— BEGIN Extracted material —

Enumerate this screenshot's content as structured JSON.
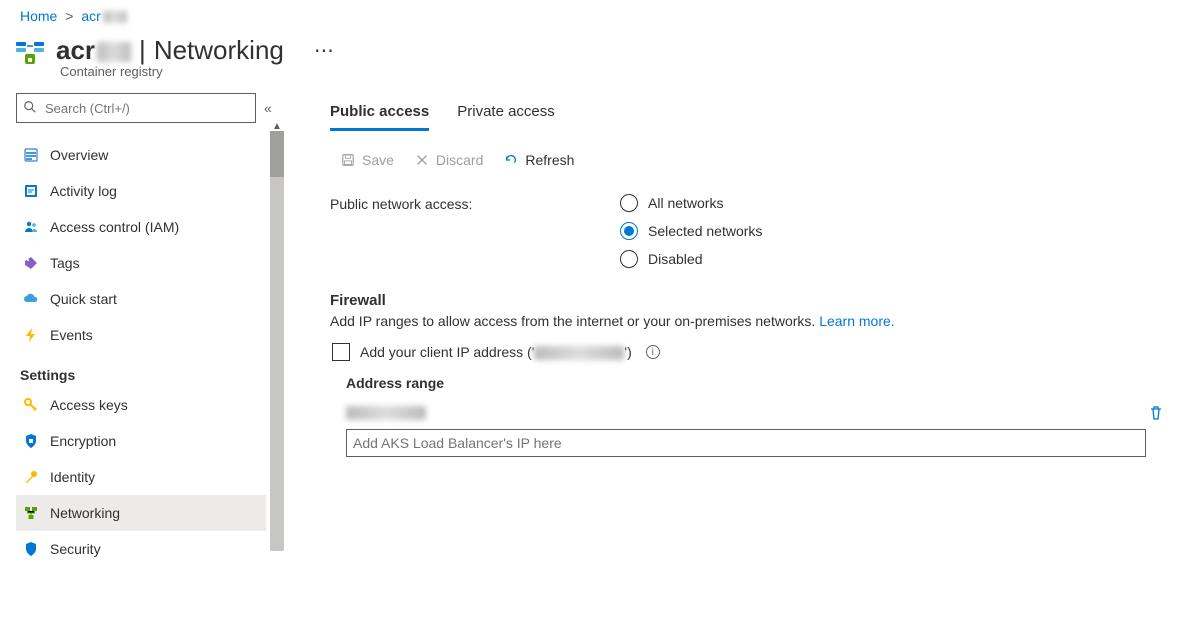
{
  "breadcrumb": {
    "home": "Home",
    "current": "acr"
  },
  "title": {
    "resource": "acr",
    "page": "Networking",
    "subtitle": "Container registry"
  },
  "search": {
    "placeholder": "Search (Ctrl+/)"
  },
  "nav": {
    "items_top": [
      {
        "id": "overview",
        "label": "Overview"
      },
      {
        "id": "activity-log",
        "label": "Activity log"
      },
      {
        "id": "iam",
        "label": "Access control (IAM)"
      },
      {
        "id": "tags",
        "label": "Tags"
      },
      {
        "id": "quick-start",
        "label": "Quick start"
      },
      {
        "id": "events",
        "label": "Events"
      }
    ],
    "settings_header": "Settings",
    "items_settings": [
      {
        "id": "access-keys",
        "label": "Access keys"
      },
      {
        "id": "encryption",
        "label": "Encryption"
      },
      {
        "id": "identity",
        "label": "Identity"
      },
      {
        "id": "networking",
        "label": "Networking",
        "active": true
      },
      {
        "id": "security",
        "label": "Security"
      }
    ]
  },
  "tabs": {
    "public": "Public access",
    "private": "Private access",
    "active": "public"
  },
  "toolbar": {
    "save": "Save",
    "discard": "Discard",
    "refresh": "Refresh"
  },
  "public_access": {
    "label": "Public network access:",
    "options": {
      "all": "All networks",
      "selected": "Selected networks",
      "disabled": "Disabled"
    },
    "value": "selected"
  },
  "firewall": {
    "title": "Firewall",
    "desc_prefix": "Add IP ranges to allow access from the internet or your on-premises networks. ",
    "learn_more": "Learn more.",
    "client_ip_label_prefix": "Add your client IP address ('",
    "client_ip_label_suffix": "')",
    "column_header": "Address range",
    "existing_value_masked": "xx.x.x.x",
    "new_placeholder": "Add AKS Load Balancer's IP here"
  }
}
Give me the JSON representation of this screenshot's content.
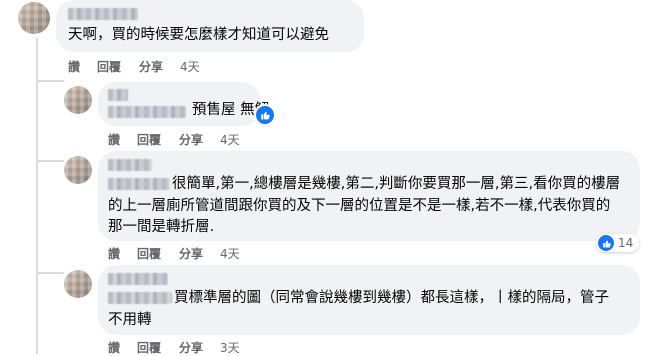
{
  "comments": [
    {
      "text_lines": [
        "天啊，買的時候要怎麼樣才知道可以避免"
      ],
      "actions": {
        "like": "讚",
        "reply": "回覆",
        "share": "分享",
        "time": "4天"
      }
    },
    {
      "text_lines": [
        "預售屋 無解"
      ],
      "actions": {
        "like": "讚",
        "reply": "回覆",
        "share": "分享",
        "time": "4天"
      },
      "reaction": {
        "icon": "thumbs-up-icon",
        "color": "#1877f2"
      }
    },
    {
      "text_lines": [
        "很簡單,第一,總樓層是幾樓,第二,判斷你要買那一層,第三,看你買的樓層",
        "的上一層廁所管道間跟你買的及下一層的位置是不是一樣,若不一樣,代表你買的",
        "那一間是轉折層."
      ],
      "actions": {
        "like": "讚",
        "reply": "回覆",
        "share": "分享",
        "time": "4天"
      },
      "reaction": {
        "icon": "thumbs-up-icon",
        "count": "14",
        "color": "#1877f2"
      }
    },
    {
      "text_lines": [
        "買標準層的圖（同常會說幾樓到幾樓）都長這樣，丨樣的隔局，管子",
        "不用轉"
      ],
      "actions": {
        "like": "讚",
        "reply": "回覆",
        "share": "分享",
        "time": "3天"
      }
    }
  ]
}
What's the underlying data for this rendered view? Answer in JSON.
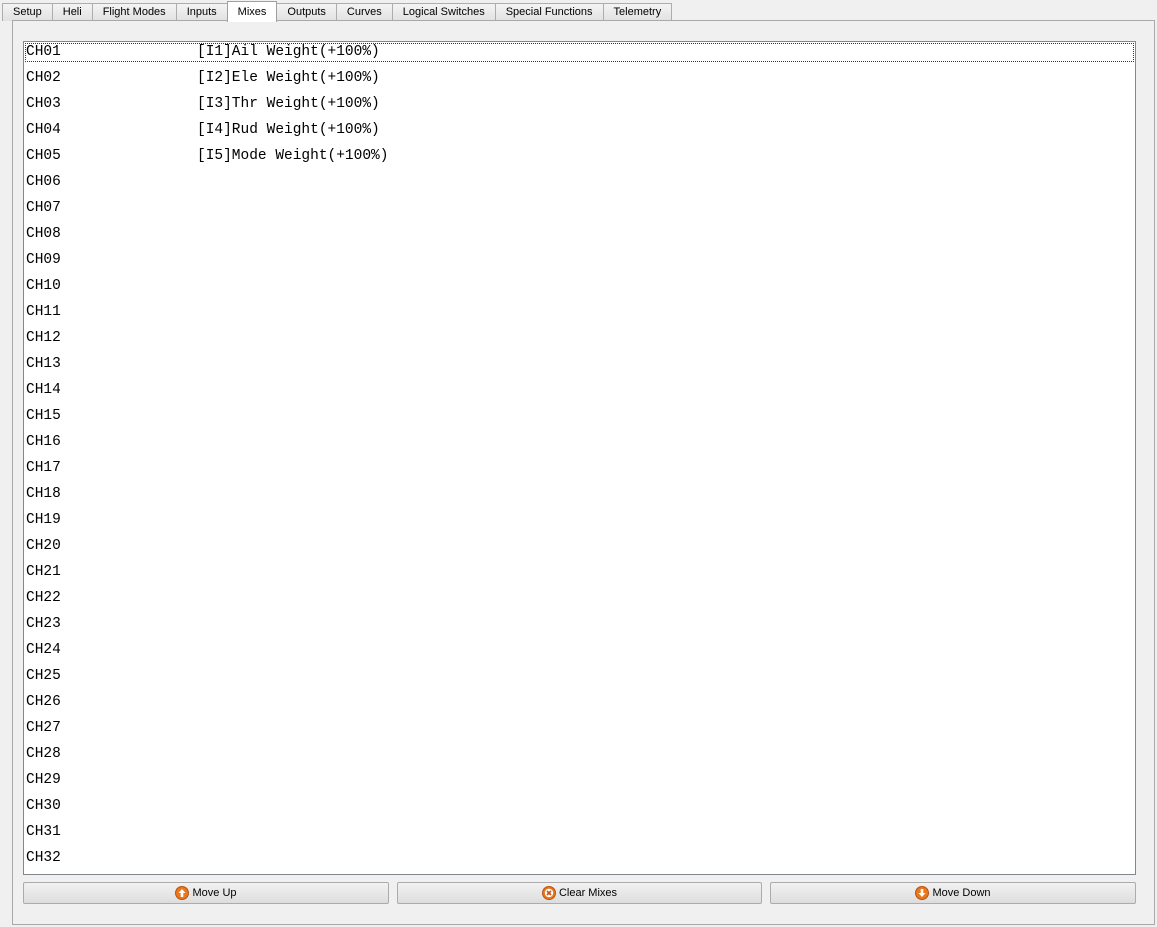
{
  "tabs": [
    "Setup",
    "Heli",
    "Flight Modes",
    "Inputs",
    "Mixes",
    "Outputs",
    "Curves",
    "Logical Switches",
    "Special Functions",
    "Telemetry"
  ],
  "active_tab": "Mixes",
  "mixes": [
    {
      "channel": "CH01",
      "mix": "[I1]Ail Weight(+100%)"
    },
    {
      "channel": "CH02",
      "mix": "[I2]Ele Weight(+100%)"
    },
    {
      "channel": "CH03",
      "mix": "[I3]Thr Weight(+100%)"
    },
    {
      "channel": "CH04",
      "mix": "[I4]Rud Weight(+100%)"
    },
    {
      "channel": "CH05",
      "mix": "[I5]Mode Weight(+100%)"
    },
    {
      "channel": "CH06",
      "mix": ""
    },
    {
      "channel": "CH07",
      "mix": ""
    },
    {
      "channel": "CH08",
      "mix": ""
    },
    {
      "channel": "CH09",
      "mix": ""
    },
    {
      "channel": "CH10",
      "mix": ""
    },
    {
      "channel": "CH11",
      "mix": ""
    },
    {
      "channel": "CH12",
      "mix": ""
    },
    {
      "channel": "CH13",
      "mix": ""
    },
    {
      "channel": "CH14",
      "mix": ""
    },
    {
      "channel": "CH15",
      "mix": ""
    },
    {
      "channel": "CH16",
      "mix": ""
    },
    {
      "channel": "CH17",
      "mix": ""
    },
    {
      "channel": "CH18",
      "mix": ""
    },
    {
      "channel": "CH19",
      "mix": ""
    },
    {
      "channel": "CH20",
      "mix": ""
    },
    {
      "channel": "CH21",
      "mix": ""
    },
    {
      "channel": "CH22",
      "mix": ""
    },
    {
      "channel": "CH23",
      "mix": ""
    },
    {
      "channel": "CH24",
      "mix": ""
    },
    {
      "channel": "CH25",
      "mix": ""
    },
    {
      "channel": "CH26",
      "mix": ""
    },
    {
      "channel": "CH27",
      "mix": ""
    },
    {
      "channel": "CH28",
      "mix": ""
    },
    {
      "channel": "CH29",
      "mix": ""
    },
    {
      "channel": "CH30",
      "mix": ""
    },
    {
      "channel": "CH31",
      "mix": ""
    },
    {
      "channel": "CH32",
      "mix": ""
    }
  ],
  "buttons": {
    "move_up": {
      "label": "Move Up",
      "icon": "arrow-up-icon"
    },
    "clear": {
      "label": "Clear Mixes",
      "icon": "clear-icon"
    },
    "move_down": {
      "label": "Move Down",
      "icon": "arrow-down-icon"
    }
  },
  "colors": {
    "icon_orange": "#e8771e"
  }
}
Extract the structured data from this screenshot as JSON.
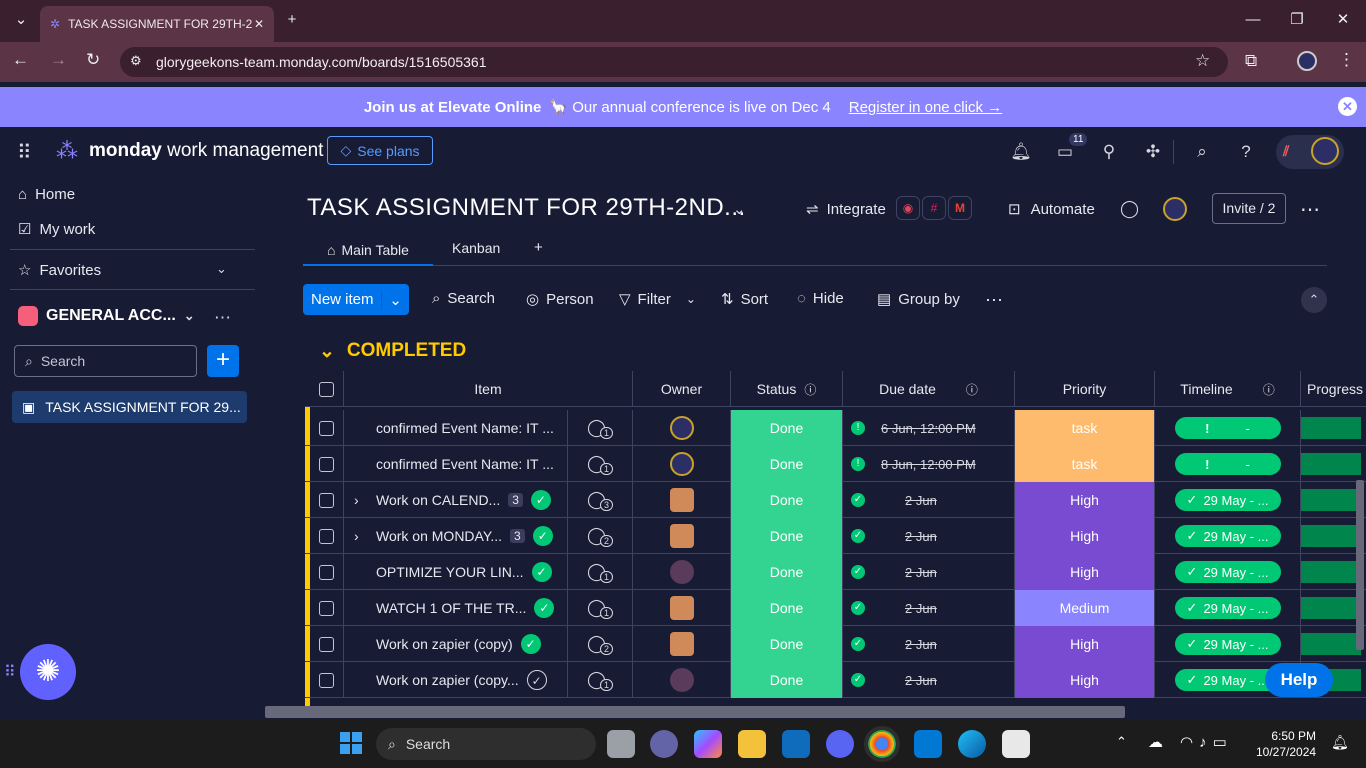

— END Extracted material —

Give back each entry exactly as it appears, with no pictures.

Enumerate this screenshot's content as structured JSON.
{
  "breadcrumb": {
    "home": "Home",
    "current": "acr"
  },
  "title": {
    "resource": "acr",
    "page": "Networking",
    "subtitle": "Container registry"
  },
  "search": {
    "placeholder": "Search (Ctrl+/)"
  },
  "nav": {
    "items_top": [
      {
        "id": "overview",
        "label": "Overview"
      },
      {
        "id": "activity-log",
        "label": "Activity log"
      },
      {
        "id": "iam",
        "label": "Access control (IAM)"
      },
      {
        "id": "tags",
        "label": "Tags"
      },
      {
        "id": "quick-start",
        "label": "Quick start"
      },
      {
        "id": "events",
        "label": "Events"
      }
    ],
    "settings_header": "Settings",
    "items_settings": [
      {
        "id": "access-keys",
        "label": "Access keys"
      },
      {
        "id": "encryption",
        "label": "Encryption"
      },
      {
        "id": "identity",
        "label": "Identity"
      },
      {
        "id": "networking",
        "label": "Networking",
        "active": true
      },
      {
        "id": "security",
        "label": "Security"
      }
    ]
  },
  "tabs": {
    "public": "Public access",
    "private": "Private access",
    "active": "public"
  },
  "toolbar": {
    "save": "Save",
    "discard": "Discard",
    "refresh": "Refresh"
  },
  "public_access": {
    "label": "Public network access:",
    "options": {
      "all": "All networks",
      "selected": "Selected networks",
      "disabled": "Disabled"
    },
    "value": "selected"
  },
  "firewall": {
    "title": "Firewall",
    "desc_prefix": "Add IP ranges to allow access from the internet or your on-premises networks. ",
    "learn_more": "Learn more.",
    "client_ip_label_prefix": "Add your client IP address ('",
    "client_ip_label_suffix": "')",
    "column_header": "Address range",
    "existing_value_masked": "xx.x.x.x",
    "new_placeholder": "Add AKS Load Balancer's IP here"
  }
}
Give me the JSON representation of this screenshot's content.
{
  "comments": [
    {
      "text_lines": [
        "天啊，買的時候要怎麼樣才知道可以避免"
      ],
      "actions": {
        "like": "讚",
        "reply": "回覆",
        "share": "分享",
        "time": "4天"
      }
    },
    {
      "text_lines": [
        "預售屋 無解"
      ],
      "actions": {
        "like": "讚",
        "reply": "回覆",
        "share": "分享",
        "time": "4天"
      },
      "reaction": {
        "icon": "thumbs-up-icon",
        "color": "#1877f2"
      }
    },
    {
      "text_lines": [
        "很簡單,第一,總樓層是幾樓,第二,判斷你要買那一層,第三,看你買的樓層",
        "的上一層廁所管道間跟你買的及下一層的位置是不是一樣,若不一樣,代表你買的",
        "那一間是轉折層."
      ],
      "actions": {
        "like": "讚",
        "reply": "回覆",
        "share": "分享",
        "time": "4天"
      },
      "reaction": {
        "icon": "thumbs-up-icon",
        "count": "14",
        "color": "#1877f2"
      }
    },
    {
      "text_lines": [
        "買標準層的圖（同常會說幾樓到幾樓）都長這樣，丨樣的隔局，管子",
        "不用轉"
      ],
      "actions": {
        "like": "讚",
        "reply": "回覆",
        "share": "分享",
        "time": "3天"
      }
    }
  ]
}
What's the underlying data for this rendered view? Answer in JSON.
{
  "tabs": [
    "Setup",
    "Heli",
    "Flight Modes",
    "Inputs",
    "Mixes",
    "Outputs",
    "Curves",
    "Logical Switches",
    "Special Functions",
    "Telemetry"
  ],
  "active_tab": "Mixes",
  "mixes": [
    {
      "channel": "CH01",
      "mix": "[I1]Ail Weight(+100%)"
    },
    {
      "channel": "CH02",
      "mix": "[I2]Ele Weight(+100%)"
    },
    {
      "channel": "CH03",
      "mix": "[I3]Thr Weight(+100%)"
    },
    {
      "channel": "CH04",
      "mix": "[I4]Rud Weight(+100%)"
    },
    {
      "channel": "CH05",
      "mix": "[I5]Mode Weight(+100%)"
    },
    {
      "channel": "CH06",
      "mix": ""
    },
    {
      "channel": "CH07",
      "mix": ""
    },
    {
      "channel": "CH08",
      "mix": ""
    },
    {
      "channel": "CH09",
      "mix": ""
    },
    {
      "channel": "CH10",
      "mix": ""
    },
    {
      "channel": "CH11",
      "mix": ""
    },
    {
      "channel": "CH12",
      "mix": ""
    },
    {
      "channel": "CH13",
      "mix": ""
    },
    {
      "channel": "CH14",
      "mix": ""
    },
    {
      "channel": "CH15",
      "mix": ""
    },
    {
      "channel": "CH16",
      "mix": ""
    },
    {
      "channel": "CH17",
      "mix": ""
    },
    {
      "channel": "CH18",
      "mix": ""
    },
    {
      "channel": "CH19",
      "mix": ""
    },
    {
      "channel": "CH20",
      "mix": ""
    },
    {
      "channel": "CH21",
      "mix": ""
    },
    {
      "channel": "CH22",
      "mix": ""
    },
    {
      "channel": "CH23",
      "mix": ""
    },
    {
      "channel": "CH24",
      "mix": ""
    },
    {
      "channel": "CH25",
      "mix": ""
    },
    {
      "channel": "CH26",
      "mix": ""
    },
    {
      "channel": "CH27",
      "mix": ""
    },
    {
      "channel": "CH28",
      "mix": ""
    },
    {
      "channel": "CH29",
      "mix": ""
    },
    {
      "channel": "CH30",
      "mix": ""
    },
    {
      "channel": "CH31",
      "mix": ""
    },
    {
      "channel": "CH32",
      "mix": ""
    }
  ],
  "buttons": {
    "move_up": {
      "label": "Move Up",
      "icon": "arrow-up-icon"
    },
    "clear": {
      "label": "Clear Mixes",
      "icon": "clear-icon"
    },
    "move_down": {
      "label": "Move Down",
      "icon": "arrow-down-icon"
    }
  },
  "colors": {
    "icon_orange": "#e8771e"
  }
}
Extract the structured data from this screenshot as JSON.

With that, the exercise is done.